• Task instructions: Transcribe the material below exactly as it appears.

• Record list:
↓

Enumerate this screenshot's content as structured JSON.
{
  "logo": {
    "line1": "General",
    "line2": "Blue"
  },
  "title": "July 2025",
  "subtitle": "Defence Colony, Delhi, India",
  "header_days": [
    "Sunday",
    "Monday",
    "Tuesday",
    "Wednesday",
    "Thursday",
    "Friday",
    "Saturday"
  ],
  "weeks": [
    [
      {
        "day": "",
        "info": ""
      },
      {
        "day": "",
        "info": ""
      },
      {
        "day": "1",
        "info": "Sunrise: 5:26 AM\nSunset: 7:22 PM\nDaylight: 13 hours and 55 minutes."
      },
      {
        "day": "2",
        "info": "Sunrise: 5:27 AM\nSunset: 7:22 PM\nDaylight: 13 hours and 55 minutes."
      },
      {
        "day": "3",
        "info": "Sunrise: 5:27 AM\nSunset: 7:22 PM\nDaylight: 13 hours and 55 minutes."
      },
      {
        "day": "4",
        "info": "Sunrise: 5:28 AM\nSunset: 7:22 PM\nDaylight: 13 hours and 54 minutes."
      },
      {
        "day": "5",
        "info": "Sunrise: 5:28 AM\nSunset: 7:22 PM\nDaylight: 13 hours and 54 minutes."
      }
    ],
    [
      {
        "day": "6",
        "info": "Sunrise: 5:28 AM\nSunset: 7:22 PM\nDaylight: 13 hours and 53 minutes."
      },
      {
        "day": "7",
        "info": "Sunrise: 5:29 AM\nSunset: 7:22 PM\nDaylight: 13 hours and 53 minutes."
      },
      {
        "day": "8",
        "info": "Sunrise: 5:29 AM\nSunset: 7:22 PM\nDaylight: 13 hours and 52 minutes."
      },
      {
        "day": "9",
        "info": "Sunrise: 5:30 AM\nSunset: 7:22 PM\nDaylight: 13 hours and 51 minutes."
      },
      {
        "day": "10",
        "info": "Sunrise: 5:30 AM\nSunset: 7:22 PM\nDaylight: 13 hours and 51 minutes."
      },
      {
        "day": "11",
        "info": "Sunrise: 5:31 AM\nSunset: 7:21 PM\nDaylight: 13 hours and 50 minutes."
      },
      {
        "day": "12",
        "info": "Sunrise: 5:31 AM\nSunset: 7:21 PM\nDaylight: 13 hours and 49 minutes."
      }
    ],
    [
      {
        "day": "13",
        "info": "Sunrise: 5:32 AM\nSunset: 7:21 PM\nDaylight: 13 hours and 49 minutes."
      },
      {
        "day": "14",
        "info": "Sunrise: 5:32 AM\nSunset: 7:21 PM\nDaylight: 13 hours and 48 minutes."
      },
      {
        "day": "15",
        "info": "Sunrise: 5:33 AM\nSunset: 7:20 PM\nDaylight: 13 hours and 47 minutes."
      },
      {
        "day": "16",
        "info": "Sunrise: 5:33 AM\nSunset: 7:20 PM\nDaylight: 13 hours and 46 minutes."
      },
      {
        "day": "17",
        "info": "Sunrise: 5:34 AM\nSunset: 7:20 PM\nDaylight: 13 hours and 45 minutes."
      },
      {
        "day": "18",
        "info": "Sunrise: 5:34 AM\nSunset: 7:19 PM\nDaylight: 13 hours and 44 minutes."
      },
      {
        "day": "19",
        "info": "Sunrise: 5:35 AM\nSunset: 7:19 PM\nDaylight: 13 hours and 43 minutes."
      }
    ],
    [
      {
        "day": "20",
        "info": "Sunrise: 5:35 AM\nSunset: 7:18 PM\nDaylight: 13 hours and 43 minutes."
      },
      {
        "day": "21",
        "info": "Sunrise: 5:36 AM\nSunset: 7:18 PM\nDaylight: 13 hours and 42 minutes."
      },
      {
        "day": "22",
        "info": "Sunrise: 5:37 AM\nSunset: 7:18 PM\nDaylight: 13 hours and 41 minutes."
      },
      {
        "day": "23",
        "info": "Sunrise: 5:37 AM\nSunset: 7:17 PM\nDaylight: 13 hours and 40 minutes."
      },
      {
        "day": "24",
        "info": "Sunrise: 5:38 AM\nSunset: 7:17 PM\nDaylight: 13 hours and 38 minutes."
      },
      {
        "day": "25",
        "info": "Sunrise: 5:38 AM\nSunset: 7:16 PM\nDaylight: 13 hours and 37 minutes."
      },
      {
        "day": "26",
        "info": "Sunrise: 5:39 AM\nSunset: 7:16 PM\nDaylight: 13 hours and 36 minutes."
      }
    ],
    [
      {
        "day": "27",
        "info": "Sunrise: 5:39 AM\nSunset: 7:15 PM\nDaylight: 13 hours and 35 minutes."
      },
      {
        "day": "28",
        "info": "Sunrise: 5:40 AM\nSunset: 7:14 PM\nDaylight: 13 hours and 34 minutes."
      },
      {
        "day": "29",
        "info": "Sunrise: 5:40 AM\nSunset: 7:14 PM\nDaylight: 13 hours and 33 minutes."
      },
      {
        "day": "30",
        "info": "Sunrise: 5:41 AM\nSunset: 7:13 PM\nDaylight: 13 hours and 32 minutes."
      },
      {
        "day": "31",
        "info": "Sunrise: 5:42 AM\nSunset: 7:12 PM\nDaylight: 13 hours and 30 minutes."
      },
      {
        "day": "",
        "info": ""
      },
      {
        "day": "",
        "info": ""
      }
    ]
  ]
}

↑

• Exercise response:
Enumerate this screenshot's content as structured JSON.
{
  "logo": {
    "line1": "General",
    "line2": "Blue"
  },
  "title": "July 2025",
  "subtitle": "Defence Colony, Delhi, India",
  "header_days": [
    "Sunday",
    "Monday",
    "Tuesday",
    "Wednesday",
    "Thursday",
    "Friday",
    "Saturday"
  ],
  "weeks": [
    [
      {
        "day": "",
        "info": ""
      },
      {
        "day": "",
        "info": ""
      },
      {
        "day": "1",
        "info": "Sunrise: 5:26 AM\nSunset: 7:22 PM\nDaylight: 13 hours and 55 minutes."
      },
      {
        "day": "2",
        "info": "Sunrise: 5:27 AM\nSunset: 7:22 PM\nDaylight: 13 hours and 55 minutes."
      },
      {
        "day": "3",
        "info": "Sunrise: 5:27 AM\nSunset: 7:22 PM\nDaylight: 13 hours and 55 minutes."
      },
      {
        "day": "4",
        "info": "Sunrise: 5:28 AM\nSunset: 7:22 PM\nDaylight: 13 hours and 54 minutes."
      },
      {
        "day": "5",
        "info": "Sunrise: 5:28 AM\nSunset: 7:22 PM\nDaylight: 13 hours and 54 minutes."
      }
    ],
    [
      {
        "day": "6",
        "info": "Sunrise: 5:28 AM\nSunset: 7:22 PM\nDaylight: 13 hours and 53 minutes."
      },
      {
        "day": "7",
        "info": "Sunrise: 5:29 AM\nSunset: 7:22 PM\nDaylight: 13 hours and 53 minutes."
      },
      {
        "day": "8",
        "info": "Sunrise: 5:29 AM\nSunset: 7:22 PM\nDaylight: 13 hours and 52 minutes."
      },
      {
        "day": "9",
        "info": "Sunrise: 5:30 AM\nSunset: 7:22 PM\nDaylight: 13 hours and 51 minutes."
      },
      {
        "day": "10",
        "info": "Sunrise: 5:30 AM\nSunset: 7:22 PM\nDaylight: 13 hours and 51 minutes."
      },
      {
        "day": "11",
        "info": "Sunrise: 5:31 AM\nSunset: 7:21 PM\nDaylight: 13 hours and 50 minutes."
      },
      {
        "day": "12",
        "info": "Sunrise: 5:31 AM\nSunset: 7:21 PM\nDaylight: 13 hours and 49 minutes."
      }
    ],
    [
      {
        "day": "13",
        "info": "Sunrise: 5:32 AM\nSunset: 7:21 PM\nDaylight: 13 hours and 49 minutes."
      },
      {
        "day": "14",
        "info": "Sunrise: 5:32 AM\nSunset: 7:21 PM\nDaylight: 13 hours and 48 minutes."
      },
      {
        "day": "15",
        "info": "Sunrise: 5:33 AM\nSunset: 7:20 PM\nDaylight: 13 hours and 47 minutes."
      },
      {
        "day": "16",
        "info": "Sunrise: 5:33 AM\nSunset: 7:20 PM\nDaylight: 13 hours and 46 minutes."
      },
      {
        "day": "17",
        "info": "Sunrise: 5:34 AM\nSunset: 7:20 PM\nDaylight: 13 hours and 45 minutes."
      },
      {
        "day": "18",
        "info": "Sunrise: 5:34 AM\nSunset: 7:19 PM\nDaylight: 13 hours and 44 minutes."
      },
      {
        "day": "19",
        "info": "Sunrise: 5:35 AM\nSunset: 7:19 PM\nDaylight: 13 hours and 43 minutes."
      }
    ],
    [
      {
        "day": "20",
        "info": "Sunrise: 5:35 AM\nSunset: 7:18 PM\nDaylight: 13 hours and 43 minutes."
      },
      {
        "day": "21",
        "info": "Sunrise: 5:36 AM\nSunset: 7:18 PM\nDaylight: 13 hours and 42 minutes."
      },
      {
        "day": "22",
        "info": "Sunrise: 5:37 AM\nSunset: 7:18 PM\nDaylight: 13 hours and 41 minutes."
      },
      {
        "day": "23",
        "info": "Sunrise: 5:37 AM\nSunset: 7:17 PM\nDaylight: 13 hours and 40 minutes."
      },
      {
        "day": "24",
        "info": "Sunrise: 5:38 AM\nSunset: 7:17 PM\nDaylight: 13 hours and 38 minutes."
      },
      {
        "day": "25",
        "info": "Sunrise: 5:38 AM\nSunset: 7:16 PM\nDaylight: 13 hours and 37 minutes."
      },
      {
        "day": "26",
        "info": "Sunrise: 5:39 AM\nSunset: 7:16 PM\nDaylight: 13 hours and 36 minutes."
      }
    ],
    [
      {
        "day": "27",
        "info": "Sunrise: 5:39 AM\nSunset: 7:15 PM\nDaylight: 13 hours and 35 minutes."
      },
      {
        "day": "28",
        "info": "Sunrise: 5:40 AM\nSunset: 7:14 PM\nDaylight: 13 hours and 34 minutes."
      },
      {
        "day": "29",
        "info": "Sunrise: 5:40 AM\nSunset: 7:14 PM\nDaylight: 13 hours and 33 minutes."
      },
      {
        "day": "30",
        "info": "Sunrise: 5:41 AM\nSunset: 7:13 PM\nDaylight: 13 hours and 32 minutes."
      },
      {
        "day": "31",
        "info": "Sunrise: 5:42 AM\nSunset: 7:12 PM\nDaylight: 13 hours and 30 minutes."
      },
      {
        "day": "",
        "info": ""
      },
      {
        "day": "",
        "info": ""
      }
    ]
  ]
}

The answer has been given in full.